Set problem.
Copy out each line that has "chemical" in it.

Input rows.

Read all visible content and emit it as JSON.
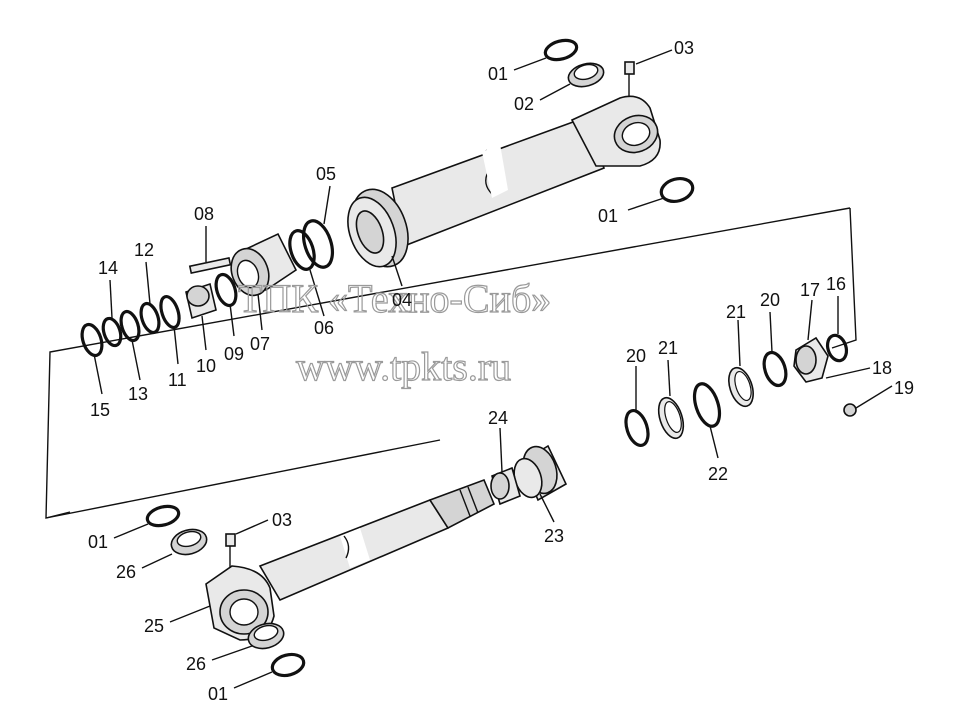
{
  "watermark": {
    "line1": "ТПК «Техно-Сиб»",
    "line2": "www.tpkts.ru"
  },
  "labels": {
    "l01a": "01",
    "l02": "02",
    "l03a": "03",
    "l01b": "01",
    "l05": "05",
    "l08": "08",
    "l04": "04",
    "l06": "06",
    "l07": "07",
    "l09": "09",
    "l10": "10",
    "l11": "11",
    "l12": "12",
    "l13": "13",
    "l14": "14",
    "l15": "15",
    "l16": "16",
    "l17": "17",
    "l18": "18",
    "l19": "19",
    "l20a": "20",
    "l20b": "20",
    "l21a": "21",
    "l21b": "21",
    "l22": "22",
    "l23": "23",
    "l24": "24",
    "l01c": "01",
    "l03b": "03",
    "l26a": "26",
    "l25": "25",
    "l26b": "26",
    "l01d": "01"
  }
}
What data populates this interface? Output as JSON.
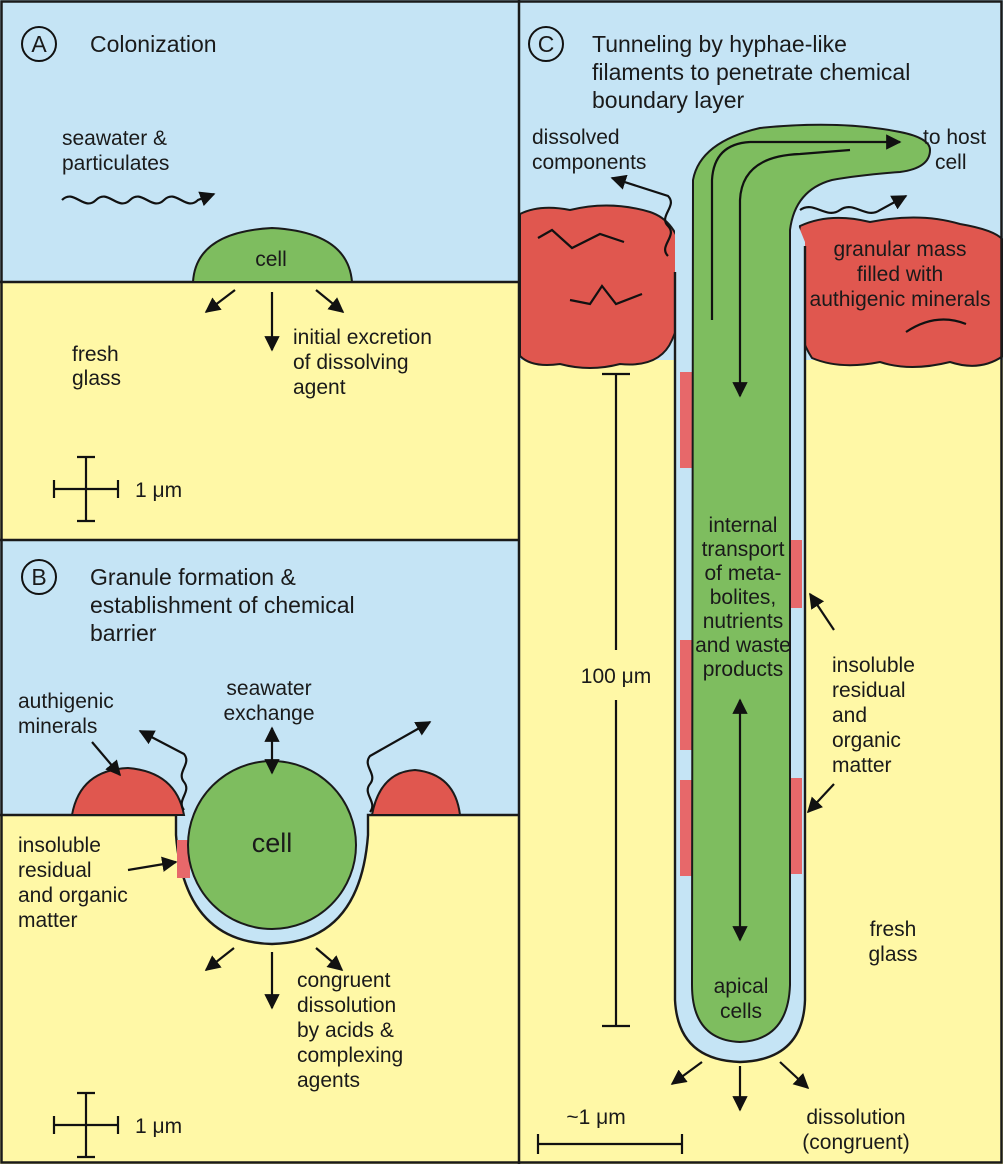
{
  "panels": {
    "a": {
      "letter": "A",
      "title": "Colonization",
      "seawater": [
        "seawater &",
        "particulates"
      ],
      "cell": "cell",
      "fresh_glass": [
        "fresh",
        "glass"
      ],
      "excretion": [
        "initial excretion",
        "of dissolving",
        "agent"
      ],
      "scale": "1 μm"
    },
    "b": {
      "letter": "B",
      "title": [
        "Granule formation &",
        "establishment of chemical",
        "barrier"
      ],
      "seawater_exchange": [
        "seawater",
        "exchange"
      ],
      "authigenic": [
        "authigenic",
        "minerals"
      ],
      "cell": "cell",
      "residual": [
        "insoluble",
        "residual",
        "and organic",
        "matter"
      ],
      "dissolution": [
        "congruent",
        "dissolution",
        "by acids &",
        "complexing",
        "agents"
      ],
      "scale": "1 μm"
    },
    "c": {
      "letter": "C",
      "title": [
        "Tunneling by hyphae-like",
        "filaments to penetrate chemical",
        "boundary layer"
      ],
      "dissolved": [
        "dissolved",
        "components"
      ],
      "to_host": [
        "to host",
        "cell"
      ],
      "granular": [
        "granular mass",
        "filled with",
        "authigenic minerals"
      ],
      "transport": [
        "internal",
        "transport",
        "of meta-",
        "bolites,",
        "nutrients",
        "and waste",
        "products"
      ],
      "scale_100": "100 μm",
      "residual": [
        "insoluble",
        "residual",
        "and",
        "organic",
        "matter"
      ],
      "fresh_glass": [
        "fresh",
        "glass"
      ],
      "apical": [
        "apical",
        "cells"
      ],
      "scale_1": "~1 μm",
      "dissolution": [
        "dissolution",
        "(congruent)"
      ]
    }
  },
  "colors": {
    "seawater": "#c5e4f5",
    "glass": "#fff8a6",
    "cell": "#7ebd5f",
    "granule": "#e0574f"
  }
}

Full response.
        "establishment of chemical",
        "filaments to penetrate chemical",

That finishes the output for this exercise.